SET PROBLEM: Skip the pictures. Copy all the rest of the records down exactly.
-=-=-=-=-
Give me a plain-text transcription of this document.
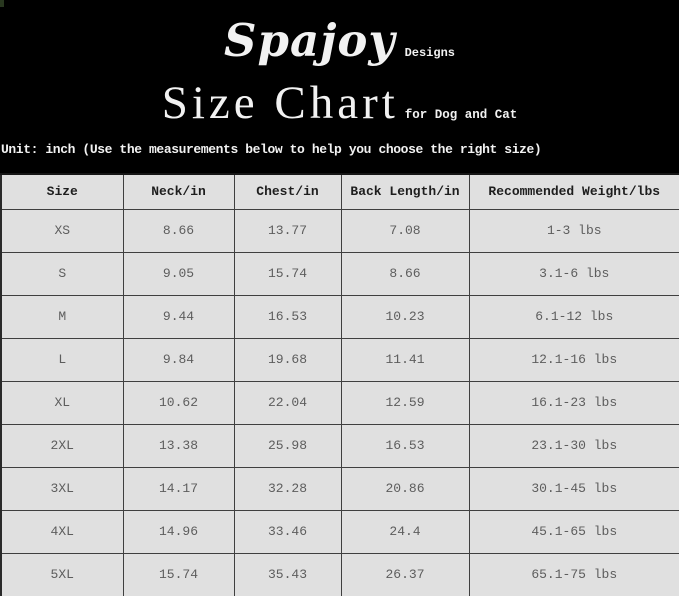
Spajoy Designs
Size Chart for Dog and Cat
Unit: inch (Use the measurements below to help you choose the right size)
Size	Neck/in	Chest/in	Back Length/in	Recommended Weight/lbs
XS	8.66	13.77	7.08	1-3 lbs
S	9.05	15.74	8.66	3.1-6 lbs
M	9.44	16.53	10.23	6.1-12 lbs
L	9.84	19.68	11.41	12.1-16 lbs
XL	10.62	22.04	12.59	16.1-23 lbs
2XL	13.38	25.98	16.53	23.1-30 lbs
3XL	14.17	32.28	20.86	30.1-45 lbs
4XL	14.96	33.46	24.4	45.1-65 lbs
5XL	15.74	35.43	26.37	65.1-75 lbs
-=-=-=-=-
FULL RESPONSE:
Give me a plain-text transcription of this document.
Spajoy Designs
Size Chart for Dog and Cat
Unit: inch (Use the measurements below to help you choose the right size)
Size	Neck/in	Chest/in	Back Length/in	Recommended Weight/lbs
XS	8.66	13.77	7.08	1-3 lbs
S	9.05	15.74	8.66	3.1-6 lbs
M	9.44	16.53	10.23	6.1-12 lbs
L	9.84	19.68	11.41	12.1-16 lbs
XL	10.62	22.04	12.59	16.1-23 lbs
2XL	13.38	25.98	16.53	23.1-30 lbs
3XL	14.17	32.28	20.86	30.1-45 lbs
4XL	14.96	33.46	24.4	45.1-65 lbs
5XL	15.74	35.43	26.37	65.1-75 lbs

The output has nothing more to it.